* _TO DO_
Records follow. Pull out every line that contains "publiczne".

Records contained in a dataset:
^^^^^^^^
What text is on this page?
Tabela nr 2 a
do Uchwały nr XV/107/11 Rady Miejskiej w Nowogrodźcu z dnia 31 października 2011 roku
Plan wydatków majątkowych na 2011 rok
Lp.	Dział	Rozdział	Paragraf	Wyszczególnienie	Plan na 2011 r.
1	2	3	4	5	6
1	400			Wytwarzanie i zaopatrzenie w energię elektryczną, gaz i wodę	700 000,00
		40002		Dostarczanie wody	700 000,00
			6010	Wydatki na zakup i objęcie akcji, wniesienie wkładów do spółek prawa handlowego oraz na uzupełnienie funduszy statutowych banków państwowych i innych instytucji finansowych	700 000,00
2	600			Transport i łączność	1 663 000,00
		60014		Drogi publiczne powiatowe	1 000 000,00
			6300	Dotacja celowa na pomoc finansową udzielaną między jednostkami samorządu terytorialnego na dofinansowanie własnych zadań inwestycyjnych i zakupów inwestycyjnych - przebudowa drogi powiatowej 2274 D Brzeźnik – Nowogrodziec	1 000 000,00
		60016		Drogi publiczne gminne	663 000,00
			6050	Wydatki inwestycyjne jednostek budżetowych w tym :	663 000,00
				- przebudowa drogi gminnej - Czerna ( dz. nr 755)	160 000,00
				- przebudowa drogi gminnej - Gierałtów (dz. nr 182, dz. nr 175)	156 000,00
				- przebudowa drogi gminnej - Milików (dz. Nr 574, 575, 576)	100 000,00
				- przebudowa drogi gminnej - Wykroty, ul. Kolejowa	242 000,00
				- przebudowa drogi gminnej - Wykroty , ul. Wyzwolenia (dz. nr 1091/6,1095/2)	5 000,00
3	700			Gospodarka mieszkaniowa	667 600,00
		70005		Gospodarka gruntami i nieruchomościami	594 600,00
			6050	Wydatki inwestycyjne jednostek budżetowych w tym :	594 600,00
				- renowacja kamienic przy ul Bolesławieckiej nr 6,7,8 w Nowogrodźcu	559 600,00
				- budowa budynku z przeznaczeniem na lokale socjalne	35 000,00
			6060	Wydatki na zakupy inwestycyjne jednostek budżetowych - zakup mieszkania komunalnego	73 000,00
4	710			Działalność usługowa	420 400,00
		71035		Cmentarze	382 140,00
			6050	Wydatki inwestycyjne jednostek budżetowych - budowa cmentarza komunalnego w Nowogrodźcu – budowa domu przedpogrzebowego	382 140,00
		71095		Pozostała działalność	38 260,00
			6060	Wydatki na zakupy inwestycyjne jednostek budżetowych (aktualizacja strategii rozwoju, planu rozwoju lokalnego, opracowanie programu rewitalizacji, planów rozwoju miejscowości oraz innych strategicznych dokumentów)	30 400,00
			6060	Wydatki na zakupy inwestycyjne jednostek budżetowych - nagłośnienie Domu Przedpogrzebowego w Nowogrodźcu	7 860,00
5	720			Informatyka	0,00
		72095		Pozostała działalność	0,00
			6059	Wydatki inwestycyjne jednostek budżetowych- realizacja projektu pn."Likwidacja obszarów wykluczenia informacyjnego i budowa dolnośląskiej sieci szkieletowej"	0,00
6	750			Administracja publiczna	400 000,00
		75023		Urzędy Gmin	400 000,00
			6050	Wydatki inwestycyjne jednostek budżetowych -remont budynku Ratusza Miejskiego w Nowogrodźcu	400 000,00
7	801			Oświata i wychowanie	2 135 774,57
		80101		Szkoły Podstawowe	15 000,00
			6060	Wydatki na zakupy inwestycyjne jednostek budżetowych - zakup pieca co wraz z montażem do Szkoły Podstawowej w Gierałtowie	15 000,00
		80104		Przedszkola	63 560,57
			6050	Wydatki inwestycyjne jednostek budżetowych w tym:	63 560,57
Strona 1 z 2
^^^^^^^^
* _RESPONSE TO THIS EXERCISE_
		60014		Drogi publiczne powiatowe	1 000 000,00
		60016		Drogi publiczne gminne	663 000,00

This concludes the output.